Provide the records once more, identical to the original.

-- Start --

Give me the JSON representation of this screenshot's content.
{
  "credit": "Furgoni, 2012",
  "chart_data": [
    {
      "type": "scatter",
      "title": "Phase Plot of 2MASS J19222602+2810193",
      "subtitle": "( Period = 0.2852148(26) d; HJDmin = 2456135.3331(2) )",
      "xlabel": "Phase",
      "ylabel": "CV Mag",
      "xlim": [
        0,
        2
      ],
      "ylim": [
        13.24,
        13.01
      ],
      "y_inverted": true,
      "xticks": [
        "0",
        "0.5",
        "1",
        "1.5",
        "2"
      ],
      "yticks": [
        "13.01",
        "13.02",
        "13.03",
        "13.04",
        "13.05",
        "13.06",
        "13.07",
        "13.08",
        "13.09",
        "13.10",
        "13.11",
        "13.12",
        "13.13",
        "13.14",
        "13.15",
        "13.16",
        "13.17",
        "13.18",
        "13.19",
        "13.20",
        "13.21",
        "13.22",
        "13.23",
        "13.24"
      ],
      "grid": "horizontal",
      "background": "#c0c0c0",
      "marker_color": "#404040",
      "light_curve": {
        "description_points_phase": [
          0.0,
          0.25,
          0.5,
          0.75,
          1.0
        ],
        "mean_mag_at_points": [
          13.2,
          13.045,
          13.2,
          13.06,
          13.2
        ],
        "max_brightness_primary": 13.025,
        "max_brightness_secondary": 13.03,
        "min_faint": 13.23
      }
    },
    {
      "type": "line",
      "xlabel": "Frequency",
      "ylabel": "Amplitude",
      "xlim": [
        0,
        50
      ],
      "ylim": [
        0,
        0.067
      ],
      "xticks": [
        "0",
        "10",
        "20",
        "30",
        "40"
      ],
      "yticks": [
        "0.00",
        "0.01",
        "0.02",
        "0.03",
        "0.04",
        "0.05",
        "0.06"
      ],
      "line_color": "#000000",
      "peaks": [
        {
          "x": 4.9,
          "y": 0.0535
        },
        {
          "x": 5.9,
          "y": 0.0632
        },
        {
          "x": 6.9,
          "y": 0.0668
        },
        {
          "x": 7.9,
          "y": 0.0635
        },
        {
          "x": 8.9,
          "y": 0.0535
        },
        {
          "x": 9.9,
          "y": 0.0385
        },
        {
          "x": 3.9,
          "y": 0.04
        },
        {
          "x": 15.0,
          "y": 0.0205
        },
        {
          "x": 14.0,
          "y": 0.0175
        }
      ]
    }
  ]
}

-- End --

## Result of the task
Give me the JSON representation of this screenshot's content.
{
  "credit": "Furgoni, 2012",
  "chart_data": [
    {
      "type": "scatter",
      "title": "Phase Plot of 2MASS J19222602+2810193",
      "subtitle": "( Period = 0.2852148(26) d; HJDmin = 2456135.3331(2) )",
      "xlabel": "Phase",
      "ylabel": "CV Mag",
      "xlim": [
        0,
        2
      ],
      "ylim": [
        13.24,
        13.01
      ],
      "y_inverted": true,
      "xticks": [
        "0",
        "0.5",
        "1",
        "1.5",
        "2"
      ],
      "yticks": [
        "13.01",
        "13.02",
        "13.03",
        "13.04",
        "13.05",
        "13.06",
        "13.07",
        "13.08",
        "13.09",
        "13.10",
        "13.11",
        "13.12",
        "13.13",
        "13.14",
        "13.15",
        "13.16",
        "13.17",
        "13.18",
        "13.19",
        "13.20",
        "13.21",
        "13.22",
        "13.23",
        "13.24"
      ],
      "grid": "horizontal",
      "background": "#c0c0c0",
      "marker_color": "#404040",
      "light_curve": {
        "description_points_phase": [
          0.0,
          0.25,
          0.5,
          0.75,
          1.0
        ],
        "mean_mag_at_points": [
          13.2,
          13.045,
          13.2,
          13.06,
          13.2
        ],
        "max_brightness_primary": 13.025,
        "max_brightness_secondary": 13.03,
        "min_faint": 13.23
      }
    },
    {
      "type": "line",
      "xlabel": "Frequency",
      "ylabel": "Amplitude",
      "xlim": [
        0,
        50
      ],
      "ylim": [
        0,
        0.067
      ],
      "xticks": [
        "0",
        "10",
        "20",
        "30",
        "40"
      ],
      "yticks": [
        "0.00",
        "0.01",
        "0.02",
        "0.03",
        "0.04",
        "0.05",
        "0.06"
      ],
      "line_color": "#000000",
      "peaks": [
        {
          "x": 4.9,
          "y": 0.0535
        },
        {
          "x": 5.9,
          "y": 0.0632
        },
        {
          "x": 6.9,
          "y": 0.0668
        },
        {
          "x": 7.9,
          "y": 0.0635
        },
        {
          "x": 8.9,
          "y": 0.0535
        },
        {
          "x": 9.9,
          "y": 0.0385
        },
        {
          "x": 3.9,
          "y": 0.04
        },
        {
          "x": 15.0,
          "y": 0.0205
        },
        {
          "x": 14.0,
          "y": 0.0175
        }
      ]
    }
  ]
}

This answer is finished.